GIVEN REQUEST: All lines below must be repeated exactly, with the pictures omitted.

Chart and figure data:
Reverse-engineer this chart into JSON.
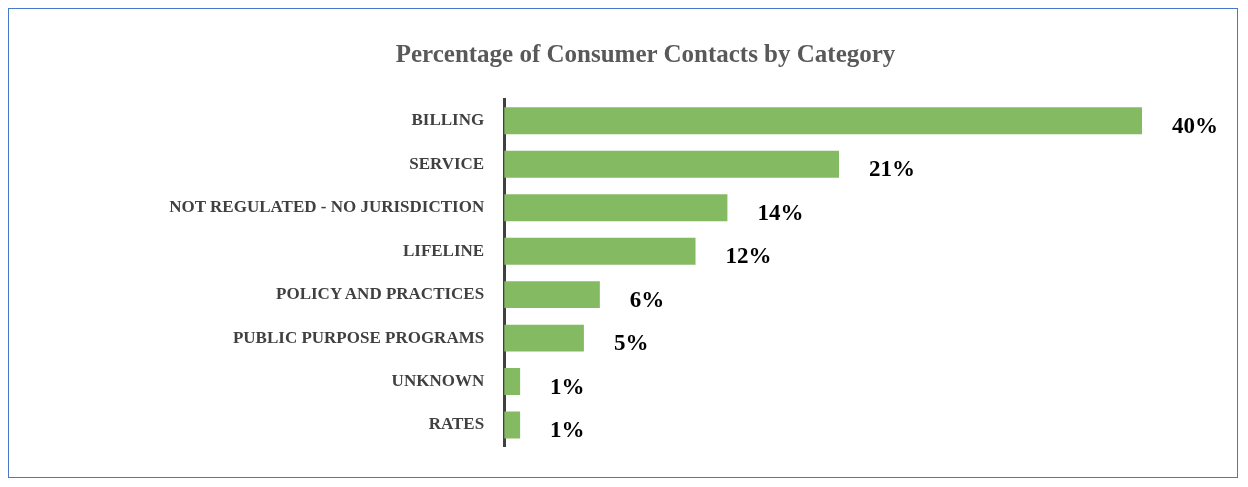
{
  "chart_data": {
    "type": "bar",
    "orientation": "horizontal",
    "title": "Percentage of Consumer Contacts by Category",
    "categories": [
      "BILLING",
      "SERVICE",
      "NOT REGULATED - NO JURISDICTION",
      "LIFELINE",
      "POLICY AND PRACTICES",
      "PUBLIC PURPOSE PROGRAMS",
      "UNKNOWN",
      "RATES"
    ],
    "values": [
      40,
      21,
      14,
      12,
      6,
      5,
      1,
      1
    ],
    "value_labels": [
      "40%",
      "21%",
      "14%",
      "12%",
      "6%",
      "5%",
      "1%",
      "1%"
    ],
    "color": "#84bb62",
    "tick_labels": "y"
  }
}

SOLUTION BELOW:
Reverse-engineer this chart into JSON.
{
  "chart_data": {
    "type": "bar",
    "orientation": "horizontal",
    "title": "Percentage of Consumer Contacts by Category",
    "categories": [
      "BILLING",
      "SERVICE",
      "NOT REGULATED - NO JURISDICTION",
      "LIFELINE",
      "POLICY AND PRACTICES",
      "PUBLIC PURPOSE PROGRAMS",
      "UNKNOWN",
      "RATES"
    ],
    "values": [
      40,
      21,
      14,
      12,
      6,
      5,
      1,
      1
    ],
    "value_labels": [
      "40%",
      "21%",
      "14%",
      "12%",
      "6%",
      "5%",
      "1%",
      "1%"
    ],
    "color": "#84bb62",
    "tick_labels": "y"
  }
}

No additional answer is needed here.